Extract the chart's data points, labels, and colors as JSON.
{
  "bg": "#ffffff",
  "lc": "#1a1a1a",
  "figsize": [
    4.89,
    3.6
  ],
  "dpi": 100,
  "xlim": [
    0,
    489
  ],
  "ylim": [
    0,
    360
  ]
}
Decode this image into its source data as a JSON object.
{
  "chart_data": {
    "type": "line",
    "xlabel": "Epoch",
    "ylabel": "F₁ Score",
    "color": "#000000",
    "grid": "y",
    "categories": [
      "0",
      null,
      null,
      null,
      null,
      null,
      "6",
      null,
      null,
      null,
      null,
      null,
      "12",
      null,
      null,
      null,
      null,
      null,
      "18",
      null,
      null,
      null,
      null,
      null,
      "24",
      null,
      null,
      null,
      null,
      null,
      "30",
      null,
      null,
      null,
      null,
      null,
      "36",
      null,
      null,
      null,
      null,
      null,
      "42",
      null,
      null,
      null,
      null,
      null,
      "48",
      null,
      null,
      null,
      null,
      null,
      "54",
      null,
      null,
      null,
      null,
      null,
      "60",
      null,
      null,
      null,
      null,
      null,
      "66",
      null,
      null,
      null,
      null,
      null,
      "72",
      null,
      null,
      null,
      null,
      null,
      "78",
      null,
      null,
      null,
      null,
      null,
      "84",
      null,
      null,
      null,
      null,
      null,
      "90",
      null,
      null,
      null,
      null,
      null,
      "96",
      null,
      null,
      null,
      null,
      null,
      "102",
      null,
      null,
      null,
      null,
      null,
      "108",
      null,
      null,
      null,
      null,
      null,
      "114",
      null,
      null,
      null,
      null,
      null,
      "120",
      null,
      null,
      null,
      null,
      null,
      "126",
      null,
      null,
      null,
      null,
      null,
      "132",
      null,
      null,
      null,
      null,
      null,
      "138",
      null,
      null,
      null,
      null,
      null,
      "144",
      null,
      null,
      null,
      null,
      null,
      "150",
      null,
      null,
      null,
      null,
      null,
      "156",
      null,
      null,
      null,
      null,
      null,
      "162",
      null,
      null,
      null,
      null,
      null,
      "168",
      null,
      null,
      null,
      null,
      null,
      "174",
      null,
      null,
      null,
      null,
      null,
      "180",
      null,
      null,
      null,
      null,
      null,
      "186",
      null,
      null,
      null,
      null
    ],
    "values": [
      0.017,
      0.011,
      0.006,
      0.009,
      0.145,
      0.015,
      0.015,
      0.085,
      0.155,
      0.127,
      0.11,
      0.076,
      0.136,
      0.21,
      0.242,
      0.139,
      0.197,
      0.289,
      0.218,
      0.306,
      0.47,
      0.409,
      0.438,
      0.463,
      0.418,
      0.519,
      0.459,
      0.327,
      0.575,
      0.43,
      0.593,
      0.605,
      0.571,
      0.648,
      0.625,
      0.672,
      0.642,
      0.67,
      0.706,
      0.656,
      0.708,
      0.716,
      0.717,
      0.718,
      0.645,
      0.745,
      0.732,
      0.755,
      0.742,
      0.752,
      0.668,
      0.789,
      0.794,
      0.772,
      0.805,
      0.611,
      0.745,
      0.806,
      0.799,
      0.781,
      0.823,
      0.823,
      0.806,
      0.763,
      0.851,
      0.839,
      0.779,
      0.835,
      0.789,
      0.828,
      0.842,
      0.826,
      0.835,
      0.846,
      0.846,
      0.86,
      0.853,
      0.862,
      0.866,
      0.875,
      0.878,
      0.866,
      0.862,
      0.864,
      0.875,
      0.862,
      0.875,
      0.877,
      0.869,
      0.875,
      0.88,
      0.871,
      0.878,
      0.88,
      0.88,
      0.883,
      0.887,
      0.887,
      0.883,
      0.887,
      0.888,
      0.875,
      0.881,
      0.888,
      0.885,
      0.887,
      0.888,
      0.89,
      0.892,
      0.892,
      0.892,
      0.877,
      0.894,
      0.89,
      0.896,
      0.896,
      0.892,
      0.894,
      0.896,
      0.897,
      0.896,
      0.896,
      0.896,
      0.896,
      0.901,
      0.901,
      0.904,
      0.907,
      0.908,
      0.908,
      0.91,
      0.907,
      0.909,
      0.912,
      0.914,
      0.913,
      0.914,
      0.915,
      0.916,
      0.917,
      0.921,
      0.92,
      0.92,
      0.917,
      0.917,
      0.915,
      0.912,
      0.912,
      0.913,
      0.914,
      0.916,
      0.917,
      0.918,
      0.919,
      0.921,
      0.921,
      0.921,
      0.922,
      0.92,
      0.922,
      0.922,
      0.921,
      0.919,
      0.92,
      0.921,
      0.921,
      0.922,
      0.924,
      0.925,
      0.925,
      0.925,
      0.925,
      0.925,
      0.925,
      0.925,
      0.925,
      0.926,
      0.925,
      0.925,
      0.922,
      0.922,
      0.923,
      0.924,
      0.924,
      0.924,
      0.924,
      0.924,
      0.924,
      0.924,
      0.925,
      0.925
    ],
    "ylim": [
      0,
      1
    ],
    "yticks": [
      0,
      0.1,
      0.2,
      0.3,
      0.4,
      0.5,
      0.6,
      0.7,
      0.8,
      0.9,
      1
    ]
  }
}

## WHAT YOU WILL DO
State how many lines of the records above contain "JSON", with no words besides the number.

## RESPONSE
2